En nombre del Partido del Centro Democrático, los centristas Manuel Portela Valladares y el propio presidente de la República, Don Niceto Alcalá-Zamora, publicaron su manifiesto el 28 de enero exhortando a la calma frente a la exaltación de las izquierdas y las derechas, que consideraban «dos irreconciliables banderías». Pese a que el centrismo trataba de presentarse como una tabla de salvación, hay que recordar que fueron precisamente ellos quienes decidieron convocar elecciones generales en un clima de altísima tensión, una decisión de lo más imprudente.

Por otra parte, hay que tener en cuenta que en ese momento Alcalá-Zamora era odiado a diestro y siniestro: las izquierdas le llamaban «el Botas» y «el Cacique de Priego» y las derechas decían «¡a por él!». Por si fuera poco, estos supuestos centristas torpedearon a su vez al partido centrista del régimen por excelencia: el Partido Republica Radical de Don Alejandro Lerroux. Por tanto, el centrista presidente de la República también era odiado por el centro. Y es que, como ya hemos insistido en varias ocasiones, esto del centro político es una cosa muy difícil de definir.

▶ _CONSIGNA DEL EJERCICIO_
Cita de forma literal y completa el fragmento anterior sobre el manifiesto centrista de Portela Valladares y Alcalá-Zamora.

▶ _REGISTROS MOSTRADOS_

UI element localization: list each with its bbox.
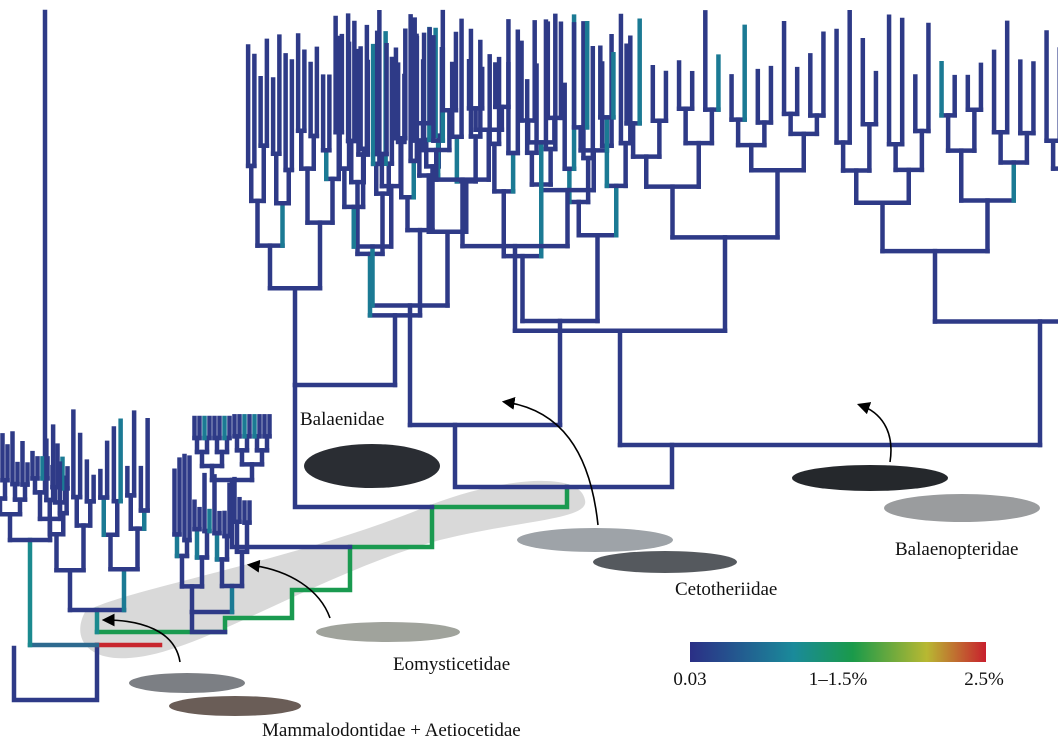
clade-label: Mammalodontidae + Aetiocetidae (262, 720, 521, 741)
phylogeny-figure: Balaenidae Cetotheriidae Balaenopteridae… (0, 0, 1058, 742)
clade-label: Cetotheriidae (675, 579, 777, 600)
branch (455, 425, 567, 487)
colorbar-label: 0.03 (673, 669, 706, 690)
colorbar-label: 1–1.5% (809, 669, 868, 690)
branch (567, 445, 672, 487)
colorbar-label: 2.5% (964, 669, 1004, 690)
clade-label: Balaenidae (300, 409, 384, 430)
root-branch (14, 645, 97, 700)
clade-label: Eomysticetidae (393, 654, 510, 675)
clade-label: Balaenopteridae (895, 539, 1018, 560)
colorbar (690, 642, 986, 662)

▶ _TAREA RESUELTA_
En nombre del Partido del Centro Democrático, los centristas Manuel Portela Valladares y el propio presidente de la República, Don Niceto Alcalá-Zamora, publicaron su manifiesto el 28 de enero exhortando a la calma frente a la exaltación de las izquierdas y las derechas, que consideraban «dos irreconciliables banderías». Pese a que el centrismo trataba de presentarse como una tabla de salvación, hay que recordar que fueron precisamente ellos quienes decidieron convocar elecciones generales en un clima de altísima tensión, una decisión de lo más imprudente.

Por otra parte, hay que tener en cuenta que en ese momento Alcalá-Zamora era odiado a diestro y siniestro: las izquierdas le llamaban «el Botas» y «el Cacique de Priego» y las derechas decían «¡a por él!». Por si fuera poco, estos supuestos centristas torpedearon a su vez al partido centrista del régimen por excelencia: el Partido Republica Radical de Don Alejandro Lerroux. Por tanto, el centrista presidente de la República también era odiado por el centro. Y es que, como ya hemos insistido en varias ocasiones, esto del centro político es una cosa muy difícil de definir.